Copy every line from the material below that holds "MATINAL".

Lines of data:
——————

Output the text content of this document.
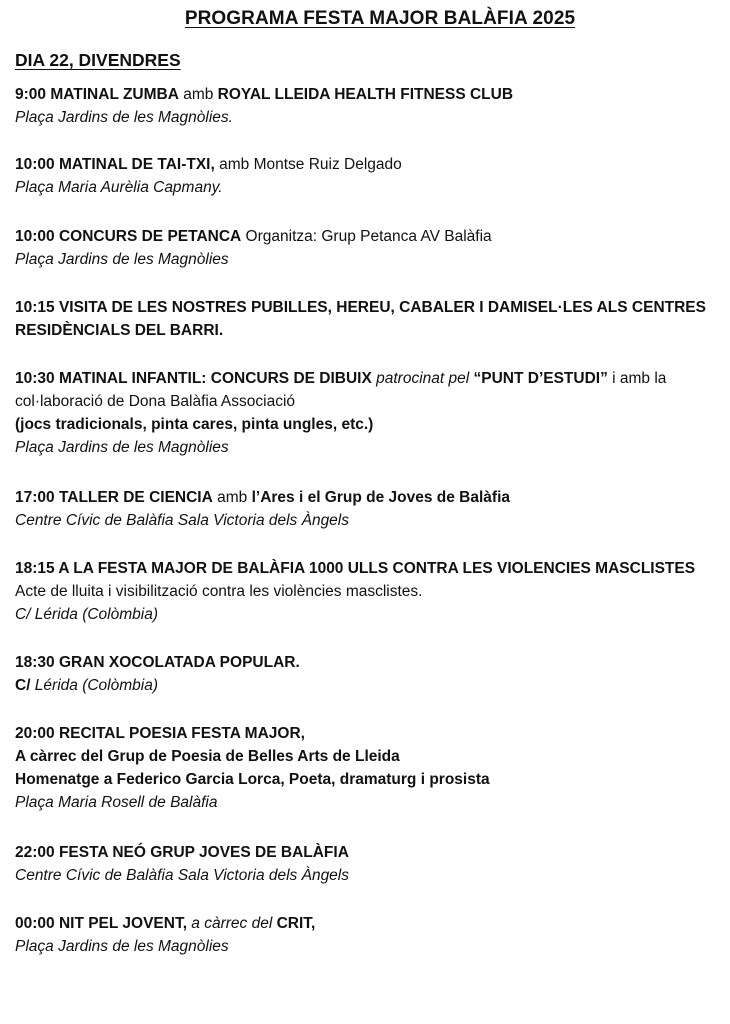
PROGRAMA FESTA MAJOR BALÀFIA 2025
DIA 22, DIVENDRES
9:00 MATINAL ZUMBA amb ROYAL LLEIDA HEALTH FITNESS CLUB
Plaça Jardins de les Magnòlies.
10:00 MATINAL DE TAI-TXI, amb Montse Ruiz Delgado
Plaça Maria Aurèlia Capmany.
10:00 CONCURS DE PETANCA Organitza: Grup Petanca AV Balàfia
Plaça Jardins de les Magnòlies
10:15 VISITA DE LES NOSTRES PUBILLES, HEREU, CABALER I DAMISEL·LES ALS CENTRES
RESIDÈNCIALS DEL BARRI.
10:30 MATINAL INFANTIL: CONCURS DE DIBUIX patrocinat pel “PUNT D’ESTUDI” i amb la
col·laboració de Dona Balàfia Associació
(jocs tradicionals, pinta cares, pinta ungles, etc.)
Plaça Jardins de les Magnòlies
17:00 TALLER DE CIENCIA amb l’Ares i el Grup de Joves de Balàfia
Centre Cívic de Balàfia Sala Victoria dels Àngels
18:15 A LA FESTA MAJOR DE BALÀFIA 1000 ULLS CONTRA LES VIOLENCIES MASCLISTES
Acte de lluita i visibilització contra les violències masclistes.
C/ Lérida (Colòmbia)
18:30 GRAN XOCOLATADA POPULAR.
C/ Lérida (Colòmbia)
20:00 RECITAL POESIA FESTA MAJOR,
A càrrec del Grup de Poesia de Belles Arts de Lleida
Homenatge a Federico Garcia Lorca, Poeta, dramaturg i prosista
Plaça Maria Rosell de Balàfia
22:00 FESTA NEÓ GRUP JOVES DE BALÀFIA
Centre Cívic de Balàfia Sala Victoria dels Àngels
00:00 NIT PEL JOVENT, a càrrec del CRIT,
Plaça Jardins de les Magnòlies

——————

_Solution_:
9:00 MATINAL ZUMBA amb ROYAL LLEIDA HEALTH FITNESS CLUB
10:00 MATINAL DE TAI-TXI, amb Montse Ruiz Delgado
10:30 MATINAL INFANTIL: CONCURS DE DIBUIX patrocinat pel “PUNT D’ESTUDI” i amb la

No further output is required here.